== Records for the task

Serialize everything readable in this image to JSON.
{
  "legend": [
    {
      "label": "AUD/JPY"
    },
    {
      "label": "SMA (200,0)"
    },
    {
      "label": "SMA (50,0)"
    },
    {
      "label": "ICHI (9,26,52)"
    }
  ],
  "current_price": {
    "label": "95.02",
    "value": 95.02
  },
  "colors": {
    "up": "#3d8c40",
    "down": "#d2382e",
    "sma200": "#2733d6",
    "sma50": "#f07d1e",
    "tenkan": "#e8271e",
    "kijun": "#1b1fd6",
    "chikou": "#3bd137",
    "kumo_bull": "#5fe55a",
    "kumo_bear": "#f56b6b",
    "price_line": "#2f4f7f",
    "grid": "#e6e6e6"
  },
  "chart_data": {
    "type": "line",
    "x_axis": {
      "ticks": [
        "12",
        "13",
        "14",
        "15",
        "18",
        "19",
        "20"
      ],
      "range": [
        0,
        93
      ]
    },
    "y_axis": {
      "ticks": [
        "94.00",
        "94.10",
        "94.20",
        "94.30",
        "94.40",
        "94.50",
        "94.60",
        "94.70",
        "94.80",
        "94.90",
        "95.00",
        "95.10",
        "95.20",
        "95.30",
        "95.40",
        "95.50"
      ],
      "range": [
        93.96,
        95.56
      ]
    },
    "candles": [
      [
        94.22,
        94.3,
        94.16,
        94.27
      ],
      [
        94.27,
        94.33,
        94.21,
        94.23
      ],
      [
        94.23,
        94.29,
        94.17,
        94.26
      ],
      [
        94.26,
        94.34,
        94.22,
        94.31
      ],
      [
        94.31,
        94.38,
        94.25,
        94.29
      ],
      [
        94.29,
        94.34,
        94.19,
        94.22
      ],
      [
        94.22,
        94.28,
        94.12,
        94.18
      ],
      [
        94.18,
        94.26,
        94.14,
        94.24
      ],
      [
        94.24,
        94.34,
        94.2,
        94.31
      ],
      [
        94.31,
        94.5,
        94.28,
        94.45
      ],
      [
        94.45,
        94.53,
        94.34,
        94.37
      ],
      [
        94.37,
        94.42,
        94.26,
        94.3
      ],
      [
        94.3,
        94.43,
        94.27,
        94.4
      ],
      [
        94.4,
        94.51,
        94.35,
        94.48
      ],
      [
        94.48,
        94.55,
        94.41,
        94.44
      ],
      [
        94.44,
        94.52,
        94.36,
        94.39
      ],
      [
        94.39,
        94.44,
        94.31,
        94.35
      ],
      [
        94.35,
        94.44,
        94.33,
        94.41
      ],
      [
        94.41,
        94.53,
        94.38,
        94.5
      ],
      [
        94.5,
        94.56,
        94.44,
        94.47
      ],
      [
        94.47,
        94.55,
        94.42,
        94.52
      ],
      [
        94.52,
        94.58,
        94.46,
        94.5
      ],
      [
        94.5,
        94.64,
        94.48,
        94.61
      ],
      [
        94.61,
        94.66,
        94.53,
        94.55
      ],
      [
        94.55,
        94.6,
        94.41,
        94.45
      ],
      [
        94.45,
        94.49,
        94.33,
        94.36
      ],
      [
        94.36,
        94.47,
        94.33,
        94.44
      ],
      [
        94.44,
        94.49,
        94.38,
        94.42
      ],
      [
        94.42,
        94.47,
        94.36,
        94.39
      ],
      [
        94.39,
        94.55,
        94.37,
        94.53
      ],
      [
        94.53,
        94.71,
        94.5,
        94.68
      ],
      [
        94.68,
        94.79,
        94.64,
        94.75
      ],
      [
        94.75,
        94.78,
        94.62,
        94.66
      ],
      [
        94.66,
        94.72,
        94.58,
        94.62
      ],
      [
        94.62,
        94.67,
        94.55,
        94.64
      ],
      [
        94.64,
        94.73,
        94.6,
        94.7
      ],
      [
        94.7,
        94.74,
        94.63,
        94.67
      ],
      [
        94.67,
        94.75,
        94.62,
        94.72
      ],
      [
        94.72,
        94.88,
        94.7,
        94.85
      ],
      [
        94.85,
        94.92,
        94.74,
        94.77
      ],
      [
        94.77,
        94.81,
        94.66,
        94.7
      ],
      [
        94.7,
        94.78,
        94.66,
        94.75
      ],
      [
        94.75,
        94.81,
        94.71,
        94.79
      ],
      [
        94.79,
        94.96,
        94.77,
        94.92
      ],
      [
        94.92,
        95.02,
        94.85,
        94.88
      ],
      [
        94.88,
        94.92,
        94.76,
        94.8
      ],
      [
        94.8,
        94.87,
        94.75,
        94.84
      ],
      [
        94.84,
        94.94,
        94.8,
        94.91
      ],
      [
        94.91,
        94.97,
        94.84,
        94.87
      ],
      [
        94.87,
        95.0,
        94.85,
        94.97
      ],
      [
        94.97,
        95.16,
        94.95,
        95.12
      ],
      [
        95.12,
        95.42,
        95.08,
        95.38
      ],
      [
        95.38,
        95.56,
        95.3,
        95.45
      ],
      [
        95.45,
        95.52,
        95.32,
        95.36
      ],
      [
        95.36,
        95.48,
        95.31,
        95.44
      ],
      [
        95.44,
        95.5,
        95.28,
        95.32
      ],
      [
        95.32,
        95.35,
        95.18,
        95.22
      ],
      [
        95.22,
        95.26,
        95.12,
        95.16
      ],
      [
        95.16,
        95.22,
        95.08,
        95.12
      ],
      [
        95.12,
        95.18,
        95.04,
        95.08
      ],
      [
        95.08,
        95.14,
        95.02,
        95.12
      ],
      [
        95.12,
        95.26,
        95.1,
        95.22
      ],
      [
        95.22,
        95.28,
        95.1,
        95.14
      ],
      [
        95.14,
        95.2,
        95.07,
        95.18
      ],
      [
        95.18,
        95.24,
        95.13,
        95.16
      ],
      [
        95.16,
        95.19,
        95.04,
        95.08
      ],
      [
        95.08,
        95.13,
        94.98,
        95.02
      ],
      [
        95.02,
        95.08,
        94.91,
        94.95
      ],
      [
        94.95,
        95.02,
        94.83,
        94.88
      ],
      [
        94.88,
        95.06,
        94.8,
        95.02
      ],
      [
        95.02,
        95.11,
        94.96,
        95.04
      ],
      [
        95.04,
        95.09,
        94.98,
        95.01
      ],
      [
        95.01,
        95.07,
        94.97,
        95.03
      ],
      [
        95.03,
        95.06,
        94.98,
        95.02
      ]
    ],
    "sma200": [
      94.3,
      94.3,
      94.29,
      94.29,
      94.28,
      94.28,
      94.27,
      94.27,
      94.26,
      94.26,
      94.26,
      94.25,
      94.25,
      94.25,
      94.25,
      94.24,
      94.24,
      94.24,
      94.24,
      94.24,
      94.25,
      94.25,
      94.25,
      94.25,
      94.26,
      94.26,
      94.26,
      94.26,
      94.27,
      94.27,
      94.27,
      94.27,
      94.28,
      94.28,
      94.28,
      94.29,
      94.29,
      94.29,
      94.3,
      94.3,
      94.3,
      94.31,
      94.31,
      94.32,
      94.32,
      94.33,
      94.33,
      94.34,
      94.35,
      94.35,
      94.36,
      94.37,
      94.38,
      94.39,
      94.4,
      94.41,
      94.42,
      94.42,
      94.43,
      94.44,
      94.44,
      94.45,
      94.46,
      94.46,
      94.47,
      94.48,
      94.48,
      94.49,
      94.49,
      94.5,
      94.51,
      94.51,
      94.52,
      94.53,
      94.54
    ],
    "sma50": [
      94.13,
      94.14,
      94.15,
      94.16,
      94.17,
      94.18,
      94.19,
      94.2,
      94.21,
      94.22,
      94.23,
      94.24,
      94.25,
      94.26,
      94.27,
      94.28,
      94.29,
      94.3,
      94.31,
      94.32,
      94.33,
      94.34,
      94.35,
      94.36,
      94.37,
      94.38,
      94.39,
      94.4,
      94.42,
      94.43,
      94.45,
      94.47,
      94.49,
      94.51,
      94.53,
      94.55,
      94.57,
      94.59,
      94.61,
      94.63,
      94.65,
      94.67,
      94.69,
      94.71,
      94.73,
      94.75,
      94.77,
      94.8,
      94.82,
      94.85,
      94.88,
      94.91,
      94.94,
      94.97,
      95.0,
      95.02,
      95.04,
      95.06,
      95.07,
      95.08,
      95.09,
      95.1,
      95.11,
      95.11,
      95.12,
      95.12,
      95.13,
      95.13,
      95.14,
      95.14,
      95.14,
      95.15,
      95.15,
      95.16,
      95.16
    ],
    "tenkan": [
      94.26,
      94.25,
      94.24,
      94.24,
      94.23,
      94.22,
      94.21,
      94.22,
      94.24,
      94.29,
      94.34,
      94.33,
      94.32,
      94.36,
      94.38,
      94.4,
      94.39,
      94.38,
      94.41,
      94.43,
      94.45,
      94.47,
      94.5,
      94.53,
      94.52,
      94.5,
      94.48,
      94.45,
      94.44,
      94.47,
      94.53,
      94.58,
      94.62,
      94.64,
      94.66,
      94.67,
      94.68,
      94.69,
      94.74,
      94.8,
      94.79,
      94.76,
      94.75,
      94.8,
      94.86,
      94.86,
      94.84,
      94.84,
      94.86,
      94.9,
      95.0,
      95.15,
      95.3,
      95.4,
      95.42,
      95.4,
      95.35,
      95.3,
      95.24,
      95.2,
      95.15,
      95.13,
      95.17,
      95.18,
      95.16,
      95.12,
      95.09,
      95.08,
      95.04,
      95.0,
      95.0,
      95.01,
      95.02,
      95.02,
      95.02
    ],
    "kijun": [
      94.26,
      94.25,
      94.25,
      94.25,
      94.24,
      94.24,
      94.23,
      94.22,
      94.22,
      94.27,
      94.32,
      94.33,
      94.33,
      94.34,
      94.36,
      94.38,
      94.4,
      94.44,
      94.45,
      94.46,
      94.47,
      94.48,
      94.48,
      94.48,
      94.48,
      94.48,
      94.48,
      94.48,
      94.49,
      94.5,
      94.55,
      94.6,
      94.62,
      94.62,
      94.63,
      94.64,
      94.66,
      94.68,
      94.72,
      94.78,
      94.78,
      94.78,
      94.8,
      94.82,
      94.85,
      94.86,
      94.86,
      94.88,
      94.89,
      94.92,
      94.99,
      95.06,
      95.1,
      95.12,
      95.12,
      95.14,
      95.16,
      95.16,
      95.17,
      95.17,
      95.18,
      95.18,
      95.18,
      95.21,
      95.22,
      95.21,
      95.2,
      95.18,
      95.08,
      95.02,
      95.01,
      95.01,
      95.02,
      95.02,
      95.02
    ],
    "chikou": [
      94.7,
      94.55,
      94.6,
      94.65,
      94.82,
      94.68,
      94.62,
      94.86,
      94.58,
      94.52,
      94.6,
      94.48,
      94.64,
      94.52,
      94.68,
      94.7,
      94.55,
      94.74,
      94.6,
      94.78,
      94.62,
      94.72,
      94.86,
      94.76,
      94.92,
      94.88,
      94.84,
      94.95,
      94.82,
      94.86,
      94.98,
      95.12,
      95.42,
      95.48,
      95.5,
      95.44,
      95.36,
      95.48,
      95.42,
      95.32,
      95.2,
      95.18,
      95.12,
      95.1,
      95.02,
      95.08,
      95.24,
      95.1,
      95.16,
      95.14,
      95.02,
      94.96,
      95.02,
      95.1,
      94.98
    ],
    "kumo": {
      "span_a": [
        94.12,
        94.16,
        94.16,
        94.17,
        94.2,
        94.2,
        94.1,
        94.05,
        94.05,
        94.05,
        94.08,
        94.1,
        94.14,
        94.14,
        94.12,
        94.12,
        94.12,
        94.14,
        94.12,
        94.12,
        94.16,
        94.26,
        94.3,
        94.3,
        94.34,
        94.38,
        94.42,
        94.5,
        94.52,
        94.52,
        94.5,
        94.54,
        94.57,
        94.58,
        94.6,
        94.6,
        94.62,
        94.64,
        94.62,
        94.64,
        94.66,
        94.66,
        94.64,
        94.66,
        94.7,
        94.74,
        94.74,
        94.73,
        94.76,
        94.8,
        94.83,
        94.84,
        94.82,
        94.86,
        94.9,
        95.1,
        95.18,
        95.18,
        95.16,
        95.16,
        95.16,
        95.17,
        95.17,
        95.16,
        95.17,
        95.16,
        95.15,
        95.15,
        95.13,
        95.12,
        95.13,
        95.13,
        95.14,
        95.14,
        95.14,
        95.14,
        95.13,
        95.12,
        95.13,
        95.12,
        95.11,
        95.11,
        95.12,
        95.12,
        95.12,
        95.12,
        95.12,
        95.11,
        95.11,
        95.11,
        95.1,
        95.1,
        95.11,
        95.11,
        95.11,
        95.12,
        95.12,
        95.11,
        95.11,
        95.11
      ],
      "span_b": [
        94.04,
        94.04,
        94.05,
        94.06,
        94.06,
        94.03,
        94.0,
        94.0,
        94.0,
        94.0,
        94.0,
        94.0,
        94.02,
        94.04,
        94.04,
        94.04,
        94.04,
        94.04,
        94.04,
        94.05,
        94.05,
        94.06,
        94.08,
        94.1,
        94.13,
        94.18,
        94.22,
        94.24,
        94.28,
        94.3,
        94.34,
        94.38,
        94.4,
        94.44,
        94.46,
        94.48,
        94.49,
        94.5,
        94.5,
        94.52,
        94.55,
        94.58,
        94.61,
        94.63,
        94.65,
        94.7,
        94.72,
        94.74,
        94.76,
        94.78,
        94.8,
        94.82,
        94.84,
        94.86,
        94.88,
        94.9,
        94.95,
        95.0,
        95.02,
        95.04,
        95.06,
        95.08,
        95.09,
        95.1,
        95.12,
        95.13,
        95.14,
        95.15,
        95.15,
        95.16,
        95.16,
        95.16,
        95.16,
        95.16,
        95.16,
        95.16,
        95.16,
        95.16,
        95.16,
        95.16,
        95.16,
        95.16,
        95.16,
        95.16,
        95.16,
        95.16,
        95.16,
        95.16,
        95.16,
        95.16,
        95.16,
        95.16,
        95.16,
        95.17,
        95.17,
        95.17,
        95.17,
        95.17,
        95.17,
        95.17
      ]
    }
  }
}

====

● **Your objective**: From the entries, copy out each line containing the word "label".

● **Expected answer**:
      "label": "AUD/JPY"
      "label": "SMA (200,0)"
      "label": "SMA (50,0)"
      "label": "ICHI (9,26,52)"
    "label": "95.02",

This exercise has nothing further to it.